**What you have to do**
Take each line containing the word "现在与我联系" and copy it.

#####

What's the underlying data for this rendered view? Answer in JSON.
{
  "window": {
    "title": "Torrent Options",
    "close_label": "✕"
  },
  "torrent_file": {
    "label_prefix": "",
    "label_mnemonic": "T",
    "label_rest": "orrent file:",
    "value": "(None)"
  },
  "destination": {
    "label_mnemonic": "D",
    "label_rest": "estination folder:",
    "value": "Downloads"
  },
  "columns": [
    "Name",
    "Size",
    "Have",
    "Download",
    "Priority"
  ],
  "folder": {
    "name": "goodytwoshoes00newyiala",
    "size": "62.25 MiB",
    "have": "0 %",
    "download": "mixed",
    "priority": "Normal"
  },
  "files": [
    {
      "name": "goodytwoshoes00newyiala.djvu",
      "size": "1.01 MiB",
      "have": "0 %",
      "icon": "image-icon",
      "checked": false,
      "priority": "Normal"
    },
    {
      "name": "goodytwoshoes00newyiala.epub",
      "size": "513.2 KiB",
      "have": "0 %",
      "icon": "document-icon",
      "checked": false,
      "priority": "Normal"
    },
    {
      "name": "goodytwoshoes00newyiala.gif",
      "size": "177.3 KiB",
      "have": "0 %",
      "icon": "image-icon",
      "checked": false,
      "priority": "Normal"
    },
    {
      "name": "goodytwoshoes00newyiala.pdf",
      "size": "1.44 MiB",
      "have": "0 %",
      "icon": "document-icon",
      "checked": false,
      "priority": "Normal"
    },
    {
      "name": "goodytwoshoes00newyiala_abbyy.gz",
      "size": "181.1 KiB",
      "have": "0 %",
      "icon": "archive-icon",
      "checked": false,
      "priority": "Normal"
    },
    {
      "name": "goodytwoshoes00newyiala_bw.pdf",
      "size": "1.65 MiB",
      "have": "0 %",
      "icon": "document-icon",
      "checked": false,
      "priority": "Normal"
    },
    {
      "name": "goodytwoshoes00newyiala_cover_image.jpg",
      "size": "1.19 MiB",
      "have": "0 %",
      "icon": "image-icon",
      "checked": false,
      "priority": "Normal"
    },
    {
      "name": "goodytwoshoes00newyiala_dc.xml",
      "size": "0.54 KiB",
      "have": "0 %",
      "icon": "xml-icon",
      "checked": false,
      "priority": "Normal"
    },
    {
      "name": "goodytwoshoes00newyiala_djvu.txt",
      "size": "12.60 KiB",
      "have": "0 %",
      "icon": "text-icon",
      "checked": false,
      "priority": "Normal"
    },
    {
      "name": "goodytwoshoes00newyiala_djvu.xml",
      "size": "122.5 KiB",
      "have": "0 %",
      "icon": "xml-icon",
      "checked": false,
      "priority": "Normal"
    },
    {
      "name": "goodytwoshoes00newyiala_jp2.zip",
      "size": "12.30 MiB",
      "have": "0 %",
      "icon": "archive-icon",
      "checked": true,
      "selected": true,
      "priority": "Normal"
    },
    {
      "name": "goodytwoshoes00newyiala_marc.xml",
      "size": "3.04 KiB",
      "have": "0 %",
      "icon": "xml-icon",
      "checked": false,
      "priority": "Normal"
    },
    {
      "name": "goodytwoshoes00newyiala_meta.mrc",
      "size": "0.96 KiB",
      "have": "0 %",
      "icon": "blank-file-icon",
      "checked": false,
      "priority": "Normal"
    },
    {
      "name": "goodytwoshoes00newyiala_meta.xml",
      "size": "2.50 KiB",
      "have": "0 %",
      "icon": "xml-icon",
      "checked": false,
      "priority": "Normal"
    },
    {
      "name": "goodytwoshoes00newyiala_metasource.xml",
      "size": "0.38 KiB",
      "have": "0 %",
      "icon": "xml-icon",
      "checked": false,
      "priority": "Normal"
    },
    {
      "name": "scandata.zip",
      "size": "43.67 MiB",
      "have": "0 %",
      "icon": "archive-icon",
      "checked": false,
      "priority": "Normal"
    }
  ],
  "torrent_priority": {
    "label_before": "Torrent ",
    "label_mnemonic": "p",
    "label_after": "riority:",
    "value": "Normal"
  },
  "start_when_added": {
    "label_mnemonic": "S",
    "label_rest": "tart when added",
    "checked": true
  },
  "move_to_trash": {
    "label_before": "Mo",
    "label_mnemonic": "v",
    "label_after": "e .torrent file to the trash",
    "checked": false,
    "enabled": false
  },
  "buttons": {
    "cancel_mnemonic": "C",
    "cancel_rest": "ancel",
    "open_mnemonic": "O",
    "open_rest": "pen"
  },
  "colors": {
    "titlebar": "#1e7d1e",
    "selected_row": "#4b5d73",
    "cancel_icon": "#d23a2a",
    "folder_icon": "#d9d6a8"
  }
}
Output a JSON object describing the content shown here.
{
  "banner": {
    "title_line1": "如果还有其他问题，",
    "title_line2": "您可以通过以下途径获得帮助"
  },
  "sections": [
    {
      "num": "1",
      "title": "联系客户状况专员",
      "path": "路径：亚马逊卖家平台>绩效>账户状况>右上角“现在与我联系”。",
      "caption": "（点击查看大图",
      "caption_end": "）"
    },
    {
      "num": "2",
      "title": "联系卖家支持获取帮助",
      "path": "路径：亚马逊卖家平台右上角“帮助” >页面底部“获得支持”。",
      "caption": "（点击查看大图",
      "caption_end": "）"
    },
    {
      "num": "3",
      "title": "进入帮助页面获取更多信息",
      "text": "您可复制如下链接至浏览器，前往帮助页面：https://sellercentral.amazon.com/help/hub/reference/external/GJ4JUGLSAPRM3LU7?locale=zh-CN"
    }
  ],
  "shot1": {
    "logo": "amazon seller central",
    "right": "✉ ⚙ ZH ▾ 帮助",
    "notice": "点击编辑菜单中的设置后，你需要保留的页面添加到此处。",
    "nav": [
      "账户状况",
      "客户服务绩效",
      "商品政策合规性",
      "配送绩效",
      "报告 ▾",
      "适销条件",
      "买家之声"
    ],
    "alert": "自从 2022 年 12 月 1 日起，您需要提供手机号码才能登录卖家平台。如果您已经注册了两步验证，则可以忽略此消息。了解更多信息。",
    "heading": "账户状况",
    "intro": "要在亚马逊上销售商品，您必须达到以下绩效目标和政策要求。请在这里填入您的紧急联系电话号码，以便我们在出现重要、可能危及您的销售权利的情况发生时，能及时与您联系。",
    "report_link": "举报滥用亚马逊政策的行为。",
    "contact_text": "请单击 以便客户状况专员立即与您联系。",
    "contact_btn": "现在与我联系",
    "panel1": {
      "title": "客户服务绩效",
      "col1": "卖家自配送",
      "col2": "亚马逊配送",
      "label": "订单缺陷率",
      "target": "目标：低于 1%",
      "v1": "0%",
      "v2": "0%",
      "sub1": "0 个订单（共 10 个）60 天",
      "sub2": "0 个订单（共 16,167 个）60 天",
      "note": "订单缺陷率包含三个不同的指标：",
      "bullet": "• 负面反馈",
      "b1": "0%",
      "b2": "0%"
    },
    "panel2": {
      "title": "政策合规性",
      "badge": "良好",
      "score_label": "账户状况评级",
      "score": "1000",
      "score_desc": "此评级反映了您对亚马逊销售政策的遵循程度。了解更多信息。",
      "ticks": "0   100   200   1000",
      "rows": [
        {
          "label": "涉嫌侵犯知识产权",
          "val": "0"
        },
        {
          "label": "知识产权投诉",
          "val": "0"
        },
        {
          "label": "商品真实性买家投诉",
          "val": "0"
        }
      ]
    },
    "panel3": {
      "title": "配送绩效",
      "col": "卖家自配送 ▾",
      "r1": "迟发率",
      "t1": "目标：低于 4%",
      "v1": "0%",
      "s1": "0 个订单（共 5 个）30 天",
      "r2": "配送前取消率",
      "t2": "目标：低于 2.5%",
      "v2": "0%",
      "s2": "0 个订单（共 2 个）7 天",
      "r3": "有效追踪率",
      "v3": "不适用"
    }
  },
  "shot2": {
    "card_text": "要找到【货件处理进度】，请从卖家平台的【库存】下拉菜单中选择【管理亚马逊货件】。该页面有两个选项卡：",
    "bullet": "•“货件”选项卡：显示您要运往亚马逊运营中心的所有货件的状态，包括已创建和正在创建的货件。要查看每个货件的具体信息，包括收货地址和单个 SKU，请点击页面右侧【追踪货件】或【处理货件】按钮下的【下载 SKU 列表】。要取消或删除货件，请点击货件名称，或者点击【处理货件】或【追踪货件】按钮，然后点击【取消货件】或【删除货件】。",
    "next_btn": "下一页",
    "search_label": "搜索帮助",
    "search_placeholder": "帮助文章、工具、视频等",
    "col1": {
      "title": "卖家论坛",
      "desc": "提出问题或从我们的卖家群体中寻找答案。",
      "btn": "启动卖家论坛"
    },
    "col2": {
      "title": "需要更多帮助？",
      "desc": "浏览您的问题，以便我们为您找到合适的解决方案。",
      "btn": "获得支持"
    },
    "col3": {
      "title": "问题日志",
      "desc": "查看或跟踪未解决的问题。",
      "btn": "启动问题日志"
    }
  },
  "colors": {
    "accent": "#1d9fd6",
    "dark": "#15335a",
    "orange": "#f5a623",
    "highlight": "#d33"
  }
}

#####

**Task answer**
      "path": "路径：亚马逊卖家平台>绩效>账户状况>右上角“现在与我联系”。",
    "contact_btn": "现在与我联系",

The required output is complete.